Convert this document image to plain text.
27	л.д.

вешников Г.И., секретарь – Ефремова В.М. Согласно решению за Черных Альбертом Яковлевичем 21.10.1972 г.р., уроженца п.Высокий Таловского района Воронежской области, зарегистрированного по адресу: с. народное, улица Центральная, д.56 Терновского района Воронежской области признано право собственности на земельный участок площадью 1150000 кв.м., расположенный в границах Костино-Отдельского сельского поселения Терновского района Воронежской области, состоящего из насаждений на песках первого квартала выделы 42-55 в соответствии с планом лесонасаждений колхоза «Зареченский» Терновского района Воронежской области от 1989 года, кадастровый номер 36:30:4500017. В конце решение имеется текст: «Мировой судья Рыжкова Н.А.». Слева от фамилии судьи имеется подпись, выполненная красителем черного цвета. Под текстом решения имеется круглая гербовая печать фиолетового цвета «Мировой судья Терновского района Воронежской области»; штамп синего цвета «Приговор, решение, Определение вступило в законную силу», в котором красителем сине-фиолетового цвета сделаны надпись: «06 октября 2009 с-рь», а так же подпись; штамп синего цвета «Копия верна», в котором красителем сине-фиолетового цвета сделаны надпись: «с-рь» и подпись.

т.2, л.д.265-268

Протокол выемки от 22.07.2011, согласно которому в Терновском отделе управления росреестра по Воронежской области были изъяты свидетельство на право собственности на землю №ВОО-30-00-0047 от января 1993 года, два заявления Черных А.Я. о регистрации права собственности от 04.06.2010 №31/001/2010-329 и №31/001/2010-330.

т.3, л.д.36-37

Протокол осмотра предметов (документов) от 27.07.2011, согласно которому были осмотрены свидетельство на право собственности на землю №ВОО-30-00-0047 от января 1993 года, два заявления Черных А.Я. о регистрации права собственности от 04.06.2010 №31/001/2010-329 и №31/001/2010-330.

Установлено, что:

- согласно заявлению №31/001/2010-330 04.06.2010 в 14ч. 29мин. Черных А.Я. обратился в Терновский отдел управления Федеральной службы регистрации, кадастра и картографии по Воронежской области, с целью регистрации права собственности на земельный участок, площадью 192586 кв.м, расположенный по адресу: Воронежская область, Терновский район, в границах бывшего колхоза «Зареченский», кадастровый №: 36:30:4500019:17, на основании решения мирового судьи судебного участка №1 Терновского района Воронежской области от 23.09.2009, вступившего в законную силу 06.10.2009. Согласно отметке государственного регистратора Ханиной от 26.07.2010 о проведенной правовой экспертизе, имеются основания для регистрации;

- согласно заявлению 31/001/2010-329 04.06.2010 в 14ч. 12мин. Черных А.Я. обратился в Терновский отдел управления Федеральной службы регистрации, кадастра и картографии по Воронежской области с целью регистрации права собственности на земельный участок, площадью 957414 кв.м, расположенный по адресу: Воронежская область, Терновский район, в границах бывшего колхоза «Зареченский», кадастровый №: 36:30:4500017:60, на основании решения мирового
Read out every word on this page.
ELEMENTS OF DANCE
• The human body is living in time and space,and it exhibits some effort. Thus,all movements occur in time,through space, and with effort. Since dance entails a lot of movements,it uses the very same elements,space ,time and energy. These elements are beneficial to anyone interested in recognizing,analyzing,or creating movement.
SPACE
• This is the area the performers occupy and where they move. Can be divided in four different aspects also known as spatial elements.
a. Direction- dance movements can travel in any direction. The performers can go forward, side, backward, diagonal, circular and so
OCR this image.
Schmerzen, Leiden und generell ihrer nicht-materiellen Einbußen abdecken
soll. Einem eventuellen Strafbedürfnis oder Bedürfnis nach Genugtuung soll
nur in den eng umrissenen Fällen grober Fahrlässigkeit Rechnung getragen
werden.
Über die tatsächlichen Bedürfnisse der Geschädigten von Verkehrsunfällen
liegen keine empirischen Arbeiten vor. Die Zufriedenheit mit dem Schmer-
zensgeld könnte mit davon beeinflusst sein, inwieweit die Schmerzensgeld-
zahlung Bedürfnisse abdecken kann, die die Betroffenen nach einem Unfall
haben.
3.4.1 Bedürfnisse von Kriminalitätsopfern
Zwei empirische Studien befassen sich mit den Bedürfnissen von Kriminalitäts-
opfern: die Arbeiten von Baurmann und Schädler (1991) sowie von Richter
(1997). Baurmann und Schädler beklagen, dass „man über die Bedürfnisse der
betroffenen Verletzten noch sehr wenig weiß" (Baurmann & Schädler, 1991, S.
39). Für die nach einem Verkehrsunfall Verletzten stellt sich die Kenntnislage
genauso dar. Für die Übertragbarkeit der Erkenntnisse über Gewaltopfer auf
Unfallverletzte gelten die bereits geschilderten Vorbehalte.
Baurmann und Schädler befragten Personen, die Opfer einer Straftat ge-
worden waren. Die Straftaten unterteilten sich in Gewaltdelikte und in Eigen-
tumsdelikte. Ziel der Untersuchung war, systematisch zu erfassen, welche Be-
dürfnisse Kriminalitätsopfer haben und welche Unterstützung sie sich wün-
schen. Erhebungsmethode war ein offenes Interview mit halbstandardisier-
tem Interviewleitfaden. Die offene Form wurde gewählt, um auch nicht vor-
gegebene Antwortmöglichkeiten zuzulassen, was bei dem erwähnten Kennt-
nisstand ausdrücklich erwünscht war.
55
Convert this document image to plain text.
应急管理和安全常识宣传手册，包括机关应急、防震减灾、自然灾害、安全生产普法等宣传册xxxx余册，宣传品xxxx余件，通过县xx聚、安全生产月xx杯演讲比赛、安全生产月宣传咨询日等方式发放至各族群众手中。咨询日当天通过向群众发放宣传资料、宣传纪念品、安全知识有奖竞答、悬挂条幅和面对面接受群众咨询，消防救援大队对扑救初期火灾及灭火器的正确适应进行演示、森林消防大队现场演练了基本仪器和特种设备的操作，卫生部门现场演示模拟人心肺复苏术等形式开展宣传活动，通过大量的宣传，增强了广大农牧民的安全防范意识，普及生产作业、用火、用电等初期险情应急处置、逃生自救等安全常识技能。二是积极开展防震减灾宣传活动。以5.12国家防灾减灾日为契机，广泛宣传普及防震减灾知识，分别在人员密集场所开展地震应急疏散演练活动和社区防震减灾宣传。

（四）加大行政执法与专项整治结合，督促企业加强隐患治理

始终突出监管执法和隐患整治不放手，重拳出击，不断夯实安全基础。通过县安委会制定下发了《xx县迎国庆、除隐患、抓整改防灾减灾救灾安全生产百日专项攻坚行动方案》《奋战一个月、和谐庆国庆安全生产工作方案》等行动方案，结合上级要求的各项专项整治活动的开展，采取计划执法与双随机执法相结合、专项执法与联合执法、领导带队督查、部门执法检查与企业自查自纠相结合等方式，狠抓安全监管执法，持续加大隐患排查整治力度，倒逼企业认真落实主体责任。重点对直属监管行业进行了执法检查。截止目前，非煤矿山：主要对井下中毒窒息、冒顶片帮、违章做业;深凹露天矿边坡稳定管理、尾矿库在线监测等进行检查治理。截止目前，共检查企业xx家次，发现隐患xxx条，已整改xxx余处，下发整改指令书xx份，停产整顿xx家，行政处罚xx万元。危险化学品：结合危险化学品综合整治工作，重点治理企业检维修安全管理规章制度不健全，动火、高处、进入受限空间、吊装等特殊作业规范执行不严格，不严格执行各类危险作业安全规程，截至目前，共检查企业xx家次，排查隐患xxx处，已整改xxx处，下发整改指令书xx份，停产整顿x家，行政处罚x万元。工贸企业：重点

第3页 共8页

□ □ □ □

- **Task objective**:
From the listing above, copy every line that includes the word "Schädler".

- **Result for this exercise**:
opfern: die Arbeiten von Baurmann und Schädler (1991) sowie von Richter
(1997). Baurmann und Schädler beklagen, dass „man über die Bedürfnisse der
betroffenen Verletzten noch sehr wenig weiß" (Baurmann & Schädler, 1991, S.
Baurmann und Schädler befragten Personen, die Opfer einer Straftat ge-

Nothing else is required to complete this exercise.